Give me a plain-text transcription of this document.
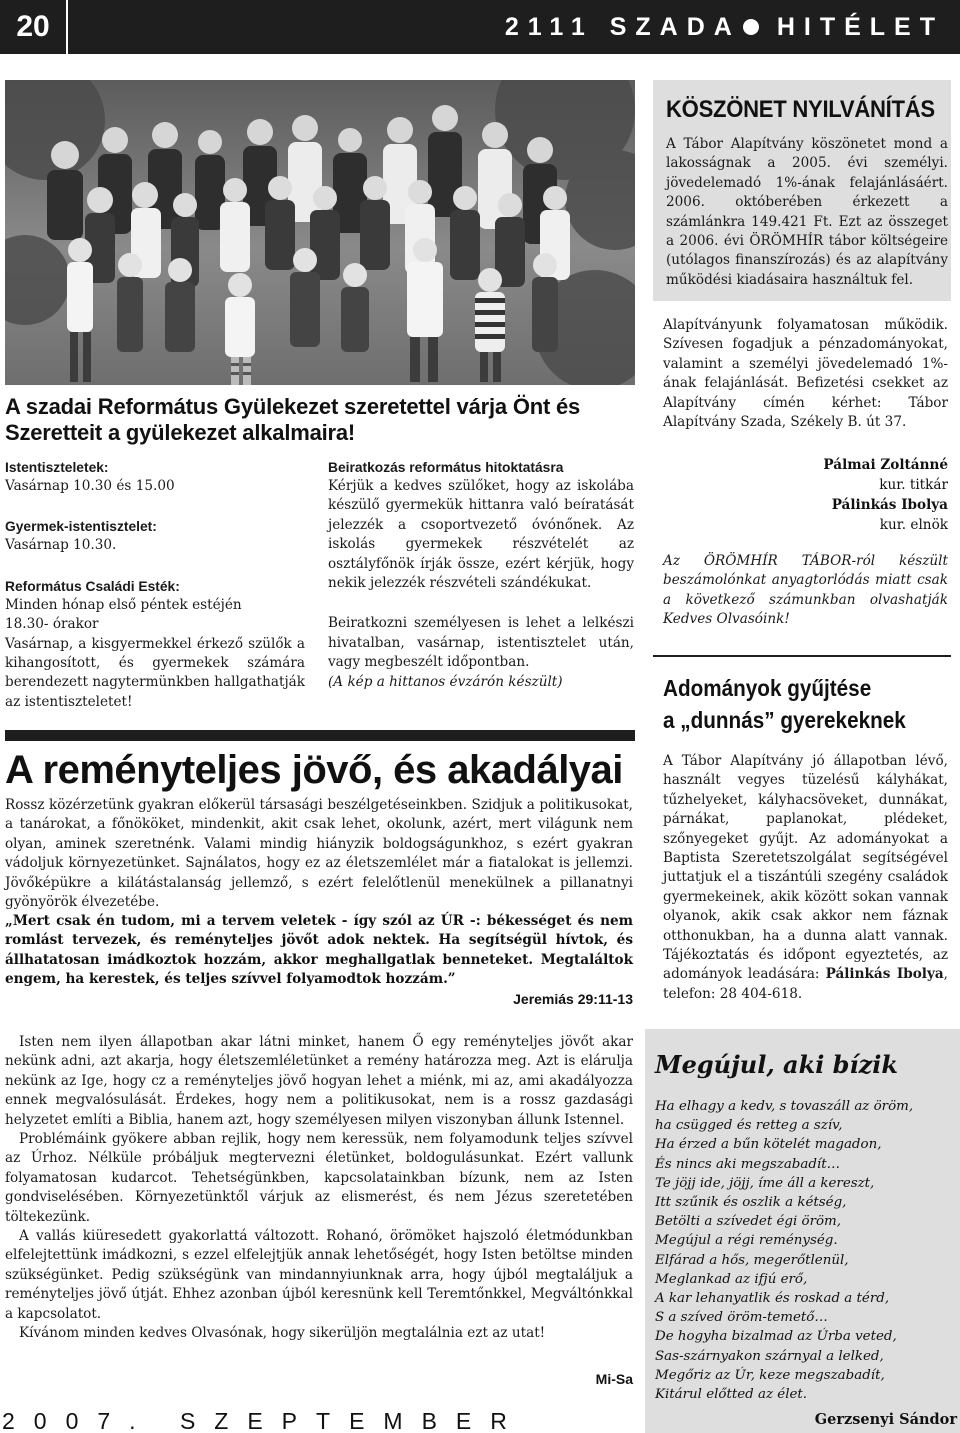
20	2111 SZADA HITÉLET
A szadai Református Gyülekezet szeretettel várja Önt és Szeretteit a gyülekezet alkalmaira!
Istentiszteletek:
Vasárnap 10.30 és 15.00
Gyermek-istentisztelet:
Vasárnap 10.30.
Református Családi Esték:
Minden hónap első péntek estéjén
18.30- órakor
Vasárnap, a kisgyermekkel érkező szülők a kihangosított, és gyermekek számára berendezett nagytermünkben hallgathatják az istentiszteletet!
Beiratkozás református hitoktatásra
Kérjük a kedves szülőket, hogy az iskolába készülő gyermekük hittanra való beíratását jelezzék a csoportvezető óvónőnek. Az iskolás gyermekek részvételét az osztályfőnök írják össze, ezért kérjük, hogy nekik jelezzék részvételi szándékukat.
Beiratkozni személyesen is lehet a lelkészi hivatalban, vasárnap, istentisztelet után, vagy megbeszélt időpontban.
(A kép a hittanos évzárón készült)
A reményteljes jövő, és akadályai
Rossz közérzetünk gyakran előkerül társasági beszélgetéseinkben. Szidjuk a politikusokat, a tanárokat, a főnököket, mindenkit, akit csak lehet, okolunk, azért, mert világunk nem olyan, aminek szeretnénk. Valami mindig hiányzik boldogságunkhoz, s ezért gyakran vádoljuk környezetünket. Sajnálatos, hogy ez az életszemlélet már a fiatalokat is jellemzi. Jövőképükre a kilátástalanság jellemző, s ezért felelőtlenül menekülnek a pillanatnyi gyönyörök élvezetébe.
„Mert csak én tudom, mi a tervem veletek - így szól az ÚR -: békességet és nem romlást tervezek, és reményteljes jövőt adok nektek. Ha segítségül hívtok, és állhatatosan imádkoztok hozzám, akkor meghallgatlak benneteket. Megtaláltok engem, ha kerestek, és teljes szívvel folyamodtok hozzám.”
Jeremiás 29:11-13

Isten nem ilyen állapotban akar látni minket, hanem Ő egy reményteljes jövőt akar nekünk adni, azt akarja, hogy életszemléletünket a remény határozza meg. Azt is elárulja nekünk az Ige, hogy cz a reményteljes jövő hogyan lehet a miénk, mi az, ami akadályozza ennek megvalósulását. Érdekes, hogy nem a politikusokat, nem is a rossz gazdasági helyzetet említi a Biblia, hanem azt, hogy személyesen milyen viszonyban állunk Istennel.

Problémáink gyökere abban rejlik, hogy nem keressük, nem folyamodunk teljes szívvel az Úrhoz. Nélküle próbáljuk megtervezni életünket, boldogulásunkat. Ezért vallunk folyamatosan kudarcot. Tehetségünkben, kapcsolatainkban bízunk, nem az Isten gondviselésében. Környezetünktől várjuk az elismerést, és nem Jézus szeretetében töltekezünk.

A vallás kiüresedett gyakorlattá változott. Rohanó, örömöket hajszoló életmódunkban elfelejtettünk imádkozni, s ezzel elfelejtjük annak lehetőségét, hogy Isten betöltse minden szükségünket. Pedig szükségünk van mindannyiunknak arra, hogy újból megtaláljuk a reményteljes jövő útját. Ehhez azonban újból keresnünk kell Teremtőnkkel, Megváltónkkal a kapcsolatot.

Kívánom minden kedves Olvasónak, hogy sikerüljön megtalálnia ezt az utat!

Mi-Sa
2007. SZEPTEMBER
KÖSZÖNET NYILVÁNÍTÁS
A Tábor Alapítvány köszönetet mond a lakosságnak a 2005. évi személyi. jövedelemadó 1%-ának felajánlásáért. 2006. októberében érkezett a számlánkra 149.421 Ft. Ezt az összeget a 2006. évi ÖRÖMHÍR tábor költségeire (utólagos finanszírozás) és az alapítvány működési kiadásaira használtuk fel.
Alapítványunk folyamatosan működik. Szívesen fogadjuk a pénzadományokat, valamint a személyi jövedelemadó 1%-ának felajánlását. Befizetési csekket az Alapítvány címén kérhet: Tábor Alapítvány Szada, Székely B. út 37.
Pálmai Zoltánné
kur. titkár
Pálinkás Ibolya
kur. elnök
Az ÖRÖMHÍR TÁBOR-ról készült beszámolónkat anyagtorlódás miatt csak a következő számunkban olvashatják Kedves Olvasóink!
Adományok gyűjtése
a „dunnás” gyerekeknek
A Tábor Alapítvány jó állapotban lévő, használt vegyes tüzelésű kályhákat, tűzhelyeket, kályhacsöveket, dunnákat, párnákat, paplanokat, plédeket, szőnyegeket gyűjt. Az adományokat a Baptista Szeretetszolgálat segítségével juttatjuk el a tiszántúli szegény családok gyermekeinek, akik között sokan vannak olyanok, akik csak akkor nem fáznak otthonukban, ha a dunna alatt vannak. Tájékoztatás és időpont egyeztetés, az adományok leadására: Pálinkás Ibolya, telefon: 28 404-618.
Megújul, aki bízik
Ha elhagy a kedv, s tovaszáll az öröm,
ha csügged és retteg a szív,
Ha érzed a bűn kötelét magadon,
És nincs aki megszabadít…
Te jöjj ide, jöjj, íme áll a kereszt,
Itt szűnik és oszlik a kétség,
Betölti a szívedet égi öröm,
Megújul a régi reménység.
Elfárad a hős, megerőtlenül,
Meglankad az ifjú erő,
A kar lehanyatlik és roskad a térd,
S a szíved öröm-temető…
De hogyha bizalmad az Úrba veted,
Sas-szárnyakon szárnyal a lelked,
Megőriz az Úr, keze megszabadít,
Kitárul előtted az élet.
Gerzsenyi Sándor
══════════════════════════════
[What you are asked to do] Pull every line containing "Megújul" out of the data above.

[The response]
Megújul, aki bízik
Megújul a régi reménység.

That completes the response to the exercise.